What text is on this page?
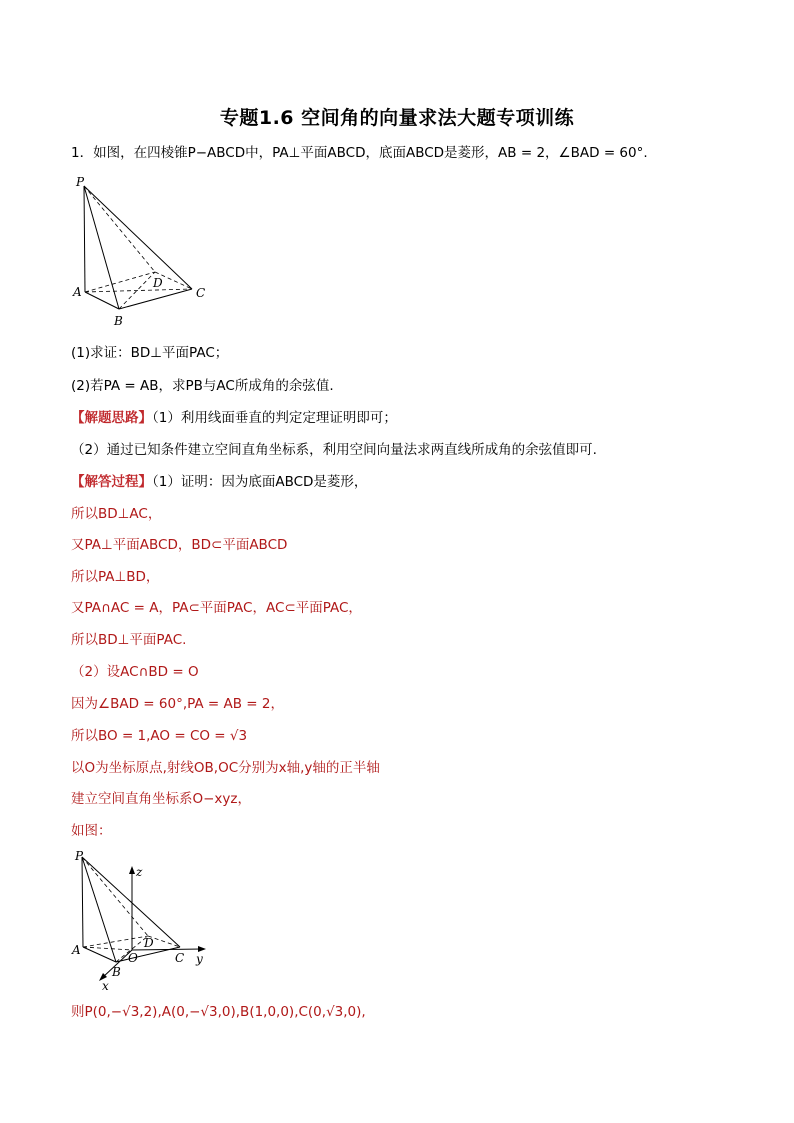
专题1.6 空间角的向量求法大题专项训练
1．如图，在四棱锥P−ABCD中，PA⊥平面ABCD，底面ABCD是菱形，AB = 2，∠BAD = 60°.
P
A
B
C
D
(1)求证：BD⊥平面PAC；
(2)若PA = AB，求PB与AC所成角的余弦值.
【解题思路】（1）利用线面垂直的判定定理证明即可；
（2）通过已知条件建立空间直角坐标系，利用空间向量法求两直线所成角的余弦值即可.
【解答过程】（1）证明：因为底面ABCD是菱形，
所以BD⊥AC，
又PA⊥平面ABCD，BD⊂平面ABCD
所以PA⊥BD，
又PA∩AC = A，PA⊂平面PAC，AC⊂平面PAC，
所以BD⊥平面PAC.
（2）设AC∩BD = O
因为∠BAD = 60°,PA = AB = 2，
所以BO = 1,AO = CO = √3
以O为坐标原点,射线OB,OC分别为x轴,y轴的正半轴
建立空间直角坐标系O−xyz，
如图：
P
A
B
C
D
O
z
y
x
则P(0,−√3,2),A(0,−√3,0),B(1,0,0),C(0,√3,0),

▸ **What to work on**
Leave the pictures out, and print every line of the listing exactly as written.

▸ **Response**
What text is on this page?
专题1.6 空间角的向量求法大题专项训练
1．如图，在四棱锥P−ABCD中，PA⊥平面ABCD，底面ABCD是菱形，AB = 2，∠BAD = 60°.
P
A
B
C
D
(1)求证：BD⊥平面PAC；
(2)若PA = AB，求PB与AC所成角的余弦值.
【解题思路】（1）利用线面垂直的判定定理证明即可；
（2）通过已知条件建立空间直角坐标系，利用空间向量法求两直线所成角的余弦值即可.
【解答过程】（1）证明：因为底面ABCD是菱形，
所以BD⊥AC，
又PA⊥平面ABCD，BD⊂平面ABCD
所以PA⊥BD，
又PA∩AC = A，PA⊂平面PAC，AC⊂平面PAC，
所以BD⊥平面PAC.
（2）设AC∩BD = O
因为∠BAD = 60°,PA = AB = 2，
所以BO = 1,AO = CO = √3
以O为坐标原点,射线OB,OC分别为x轴,y轴的正半轴
建立空间直角坐标系O−xyz，
如图：
P
A
B
C
D
O
z
y
x
则P(0,−√3,2),A(0,−√3,0),B(1,0,0),C(0,√3,0),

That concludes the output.